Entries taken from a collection

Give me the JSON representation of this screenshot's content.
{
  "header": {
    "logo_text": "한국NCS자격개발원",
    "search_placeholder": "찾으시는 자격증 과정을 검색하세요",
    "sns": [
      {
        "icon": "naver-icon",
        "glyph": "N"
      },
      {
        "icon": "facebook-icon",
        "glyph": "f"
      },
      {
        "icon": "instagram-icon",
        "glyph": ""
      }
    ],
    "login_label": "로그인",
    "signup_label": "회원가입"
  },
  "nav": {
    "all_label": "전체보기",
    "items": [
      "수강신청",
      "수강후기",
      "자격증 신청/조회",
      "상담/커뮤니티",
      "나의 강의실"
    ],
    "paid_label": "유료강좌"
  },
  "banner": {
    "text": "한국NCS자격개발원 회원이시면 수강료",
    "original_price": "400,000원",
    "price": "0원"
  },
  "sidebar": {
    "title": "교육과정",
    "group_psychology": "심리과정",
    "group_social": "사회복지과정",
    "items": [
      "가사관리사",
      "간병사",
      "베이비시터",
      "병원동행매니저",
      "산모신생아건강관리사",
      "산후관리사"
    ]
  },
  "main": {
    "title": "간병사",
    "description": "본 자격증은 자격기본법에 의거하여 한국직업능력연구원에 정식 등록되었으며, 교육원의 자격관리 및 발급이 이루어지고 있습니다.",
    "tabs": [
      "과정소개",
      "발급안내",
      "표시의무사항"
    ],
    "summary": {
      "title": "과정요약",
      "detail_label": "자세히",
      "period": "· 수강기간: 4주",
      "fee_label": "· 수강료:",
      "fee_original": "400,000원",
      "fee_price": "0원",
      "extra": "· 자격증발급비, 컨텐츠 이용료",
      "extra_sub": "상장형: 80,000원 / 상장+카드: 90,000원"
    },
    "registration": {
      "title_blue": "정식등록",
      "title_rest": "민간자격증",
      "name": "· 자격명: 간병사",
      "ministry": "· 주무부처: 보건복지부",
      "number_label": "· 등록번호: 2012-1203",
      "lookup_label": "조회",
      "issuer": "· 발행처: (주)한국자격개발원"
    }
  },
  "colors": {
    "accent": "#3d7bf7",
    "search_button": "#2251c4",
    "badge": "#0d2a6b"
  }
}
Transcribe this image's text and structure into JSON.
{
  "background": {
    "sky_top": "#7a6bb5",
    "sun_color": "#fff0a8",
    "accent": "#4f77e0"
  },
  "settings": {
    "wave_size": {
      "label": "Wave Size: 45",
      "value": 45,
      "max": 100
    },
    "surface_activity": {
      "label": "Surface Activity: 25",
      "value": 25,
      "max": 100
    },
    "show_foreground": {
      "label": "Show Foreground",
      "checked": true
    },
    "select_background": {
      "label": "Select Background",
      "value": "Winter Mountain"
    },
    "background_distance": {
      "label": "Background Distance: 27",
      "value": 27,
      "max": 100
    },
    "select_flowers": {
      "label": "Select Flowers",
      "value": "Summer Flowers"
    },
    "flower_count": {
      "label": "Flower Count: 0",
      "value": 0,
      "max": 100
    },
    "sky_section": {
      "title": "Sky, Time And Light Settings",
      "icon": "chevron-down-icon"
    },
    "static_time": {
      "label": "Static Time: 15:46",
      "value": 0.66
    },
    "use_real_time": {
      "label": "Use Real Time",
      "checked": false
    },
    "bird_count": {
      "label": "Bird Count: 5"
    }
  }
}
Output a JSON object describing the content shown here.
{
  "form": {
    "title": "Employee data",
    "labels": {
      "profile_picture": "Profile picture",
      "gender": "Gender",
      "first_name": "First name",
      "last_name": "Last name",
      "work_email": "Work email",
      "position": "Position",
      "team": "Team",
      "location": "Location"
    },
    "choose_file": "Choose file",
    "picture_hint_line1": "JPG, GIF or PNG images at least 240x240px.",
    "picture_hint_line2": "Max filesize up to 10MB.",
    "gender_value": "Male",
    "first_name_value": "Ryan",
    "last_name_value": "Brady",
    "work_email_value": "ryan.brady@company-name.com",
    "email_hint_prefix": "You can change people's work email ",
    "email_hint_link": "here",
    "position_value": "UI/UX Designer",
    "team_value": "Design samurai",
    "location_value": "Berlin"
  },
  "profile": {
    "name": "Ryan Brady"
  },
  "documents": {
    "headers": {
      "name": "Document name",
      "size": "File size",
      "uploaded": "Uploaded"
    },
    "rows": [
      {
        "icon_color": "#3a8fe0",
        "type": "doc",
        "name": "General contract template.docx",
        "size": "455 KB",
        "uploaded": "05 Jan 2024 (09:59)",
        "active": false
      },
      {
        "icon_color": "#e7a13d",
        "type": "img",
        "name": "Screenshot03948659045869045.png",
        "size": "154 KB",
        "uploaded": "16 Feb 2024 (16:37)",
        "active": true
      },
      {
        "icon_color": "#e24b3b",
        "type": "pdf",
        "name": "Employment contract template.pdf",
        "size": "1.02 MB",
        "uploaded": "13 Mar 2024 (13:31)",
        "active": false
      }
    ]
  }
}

EXERCISE PROMPT
Reproduce all data above, unchanged.

RESPONSE
Give me the JSON representation of this screenshot's content.
{
  "header": {
    "logo_text": "한국NCS자격개발원",
    "search_placeholder": "찾으시는 자격증 과정을 검색하세요",
    "sns": [
      {
        "icon": "naver-icon",
        "glyph": "N"
      },
      {
        "icon": "facebook-icon",
        "glyph": "f"
      },
      {
        "icon": "instagram-icon",
        "glyph": ""
      }
    ],
    "login_label": "로그인",
    "signup_label": "회원가입"
  },
  "nav": {
    "all_label": "전체보기",
    "items": [
      "수강신청",
      "수강후기",
      "자격증 신청/조회",
      "상담/커뮤니티",
      "나의 강의실"
    ],
    "paid_label": "유료강좌"
  },
  "banner": {
    "text": "한국NCS자격개발원 회원이시면 수강료",
    "original_price": "400,000원",
    "price": "0원"
  },
  "sidebar": {
    "title": "교육과정",
    "group_psychology": "심리과정",
    "group_social": "사회복지과정",
    "items": [
      "가사관리사",
      "간병사",
      "베이비시터",
      "병원동행매니저",
      "산모신생아건강관리사",
      "산후관리사"
    ]
  },
  "main": {
    "title": "간병사",
    "description": "본 자격증은 자격기본법에 의거하여 한국직업능력연구원에 정식 등록되었으며, 교육원의 자격관리 및 발급이 이루어지고 있습니다.",
    "tabs": [
      "과정소개",
      "발급안내",
      "표시의무사항"
    ],
    "summary": {
      "title": "과정요약",
      "detail_label": "자세히",
      "period": "· 수강기간: 4주",
      "fee_label": "· 수강료:",
      "fee_original": "400,000원",
      "fee_price": "0원",
      "extra": "· 자격증발급비, 컨텐츠 이용료",
      "extra_sub": "상장형: 80,000원 / 상장+카드: 90,000원"
    },
    "registration": {
      "title_blue": "정식등록",
      "title_rest": "민간자격증",
      "name": "· 자격명: 간병사",
      "ministry": "· 주무부처: 보건복지부",
      "number_label": "· 등록번호: 2012-1203",
      "lookup_label": "조회",
      "issuer": "· 발행처: (주)한국자격개발원"
    }
  },
  "colors": {
    "accent": "#3d7bf7",
    "search_button": "#2251c4",
    "badge": "#0d2a6b"
  }
}
Transcribe this image's text and structure into JSON.
{
  "background": {
    "sky_top": "#7a6bb5",
    "sun_color": "#fff0a8",
    "accent": "#4f77e0"
  },
  "settings": {
    "wave_size": {
      "label": "Wave Size: 45",
      "value": 45,
      "max": 100
    },
    "surface_activity": {
      "label": "Surface Activity: 25",
      "value": 25,
      "max": 100
    },
    "show_foreground": {
      "label": "Show Foreground",
      "checked": true
    },
    "select_background": {
      "label": "Select Background",
      "value": "Winter Mountain"
    },
    "background_distance": {
      "label": "Background Distance: 27",
      "value": 27,
      "max": 100
    },
    "select_flowers": {
      "label": "Select Flowers",
      "value": "Summer Flowers"
    },
    "flower_count": {
      "label": "Flower Count: 0",
      "value": 0,
      "max": 100
    },
    "sky_section": {
      "title": "Sky, Time And Light Settings",
      "icon": "chevron-down-icon"
    },
    "static_time": {
      "label": "Static Time: 15:46",
      "value": 0.66
    },
    "use_real_time": {
      "label": "Use Real Time",
      "checked": false
    },
    "bird_count": {
      "label": "Bird Count: 5"
    }
  }
}
Output a JSON object describing the content shown here.
{
  "form": {
    "title": "Employee data",
    "labels": {
      "profile_picture": "Profile picture",
      "gender": "Gender",
      "first_name": "First name",
      "last_name": "Last name",
      "work_email": "Work email",
      "position": "Position",
      "team": "Team",
      "location": "Location"
    },
    "choose_file": "Choose file",
    "picture_hint_line1": "JPG, GIF or PNG images at least 240x240px.",
    "picture_hint_line2": "Max filesize up to 10MB.",
    "gender_value": "Male",
    "first_name_value": "Ryan",
    "last_name_value": "Brady",
    "work_email_value": "ryan.brady@company-name.com",
    "email_hint_prefix": "You can change people's work email ",
    "email_hint_link": "here",
    "position_value": "UI/UX Designer",
    "team_value": "Design samurai",
    "location_value": "Berlin"
  },
  "profile": {
    "name": "Ryan Brady"
  },
  "documents": {
    "headers": {
      "name": "Document name",
      "size": "File size",
      "uploaded": "Uploaded"
    },
    "rows": [
      {
        "icon_color": "#3a8fe0",
        "type": "doc",
        "name": "General contract template.docx",
        "size": "455 KB",
        "uploaded": "05 Jan 2024 (09:59)",
        "active": false
      },
      {
        "icon_color": "#e7a13d",
        "type": "img",
        "name": "Screenshot03948659045869045.png",
        "size": "154 KB",
        "uploaded": "16 Feb 2024 (16:37)",
        "active": true
      },
      {
        "icon_color": "#e24b3b",
        "type": "pdf",
        "name": "Employment contract template.pdf",
        "size": "1.02 MB",
        "uploaded": "13 Mar 2024 (13:31)",
        "active": false
      }
    ]
  }
}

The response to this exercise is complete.